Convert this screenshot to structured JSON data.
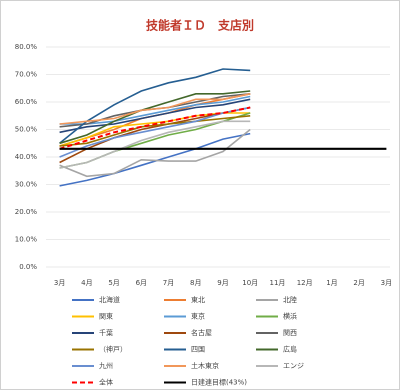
{
  "chart_data": {
    "type": "line",
    "title": "技能者ＩＤ　支店別",
    "categories": [
      "3月",
      "4月",
      "5月",
      "6月",
      "7月",
      "8月",
      "9月",
      "10月",
      "11月",
      "12月",
      "1月",
      "2月",
      "3月"
    ],
    "ylim": [
      0,
      80
    ],
    "yticks": [
      {
        "value": 0,
        "label": "0.0%"
      },
      {
        "value": 10,
        "label": "10.0%"
      },
      {
        "value": 20,
        "label": "20.0%"
      },
      {
        "value": 30,
        "label": "30.0%"
      },
      {
        "value": 40,
        "label": "40.0%"
      },
      {
        "value": 50,
        "label": "50.0%"
      },
      {
        "value": 60,
        "label": "60.0%"
      },
      {
        "value": 70,
        "label": "70.0%"
      },
      {
        "value": 80,
        "label": "80.0%"
      }
    ],
    "grid": true,
    "series": [
      {
        "name": "北海道",
        "color": "#4472c4",
        "values": [
          29.5,
          31.5,
          34,
          37,
          40,
          43,
          46.5,
          48.5,
          null,
          null,
          null,
          null,
          null
        ]
      },
      {
        "name": "東北",
        "color": "#ed7d31",
        "values": [
          44,
          47,
          50,
          54,
          56,
          59,
          61,
          63,
          null,
          null,
          null,
          null,
          null
        ]
      },
      {
        "name": "北陸",
        "color": "#a5a5a5",
        "values": [
          37,
          33,
          34,
          39,
          38.5,
          38.5,
          42,
          50,
          null,
          null,
          null,
          null,
          null
        ]
      },
      {
        "name": "関東",
        "color": "#ffc000",
        "values": [
          44,
          47,
          51,
          52,
          53,
          55,
          56,
          56,
          null,
          null,
          null,
          null,
          null
        ]
      },
      {
        "name": "東京",
        "color": "#5b9bd5",
        "values": [
          52,
          52,
          53,
          55,
          57,
          59,
          60,
          62,
          null,
          null,
          null,
          null,
          null
        ]
      },
      {
        "name": "横浜",
        "color": "#70ad47",
        "values": [
          36,
          38,
          42,
          45,
          48,
          50,
          53,
          56,
          null,
          null,
          null,
          null,
          null
        ]
      },
      {
        "name": "千葉",
        "color": "#264478",
        "values": [
          49,
          51,
          52,
          54,
          56,
          58,
          59,
          61,
          null,
          null,
          null,
          null,
          null
        ]
      },
      {
        "name": "名古屋",
        "color": "#9e480e",
        "values": [
          38,
          43,
          47,
          50,
          52,
          54,
          56,
          58,
          null,
          null,
          null,
          null,
          null
        ]
      },
      {
        "name": "関西",
        "color": "#636363",
        "values": [
          51,
          52,
          55,
          57,
          58,
          60,
          62,
          63,
          null,
          null,
          null,
          null,
          null
        ]
      },
      {
        "name": "（神戸）",
        "color": "#997300",
        "values": [
          44,
          45,
          48,
          51,
          52,
          53,
          54,
          55,
          null,
          null,
          null,
          null,
          null
        ]
      },
      {
        "name": "四国",
        "color": "#255e91",
        "values": [
          45,
          53,
          59,
          64,
          67,
          69,
          72,
          71.5,
          null,
          null,
          null,
          null,
          null
        ]
      },
      {
        "name": "広島",
        "color": "#43682b",
        "values": [
          45,
          48,
          53,
          57,
          60,
          63,
          63,
          64,
          null,
          null,
          null,
          null,
          null
        ]
      },
      {
        "name": "九州",
        "color": "#698ed0",
        "values": [
          40,
          44,
          47,
          49,
          51,
          53,
          56,
          58,
          null,
          null,
          null,
          null,
          null
        ]
      },
      {
        "name": "土木東京",
        "color": "#f1975a",
        "values": [
          52,
          53,
          54,
          57,
          58,
          61,
          61,
          63,
          null,
          null,
          null,
          null,
          null
        ]
      },
      {
        "name": "エンジ",
        "color": "#b7b7b7",
        "values": [
          36,
          38,
          42,
          46,
          49,
          51,
          53,
          53,
          null,
          null,
          null,
          null,
          null
        ]
      },
      {
        "name": "全体",
        "color": "#ff0000",
        "style": "dashed",
        "values": [
          43,
          46,
          49,
          51,
          53,
          55,
          56,
          58,
          null,
          null,
          null,
          null,
          null
        ]
      },
      {
        "name": "日建連目標(43%)",
        "color": "#000000",
        "values": [
          43,
          43,
          43,
          43,
          43,
          43,
          43,
          43,
          43,
          43,
          43,
          43,
          43
        ]
      }
    ]
  }
}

● INSTRUCTIONS TO FOLLOW
Report all lines of the material that contain the word "label".

● THE RESPONSE
        "label": "0.0%"
        "label": "10.0%"
        "label": "20.0%"
        "label": "30.0%"
        "label": "40.0%"
        "label": "50.0%"
        "label": "60.0%"
        "label": "70.0%"
        "label": "80.0%"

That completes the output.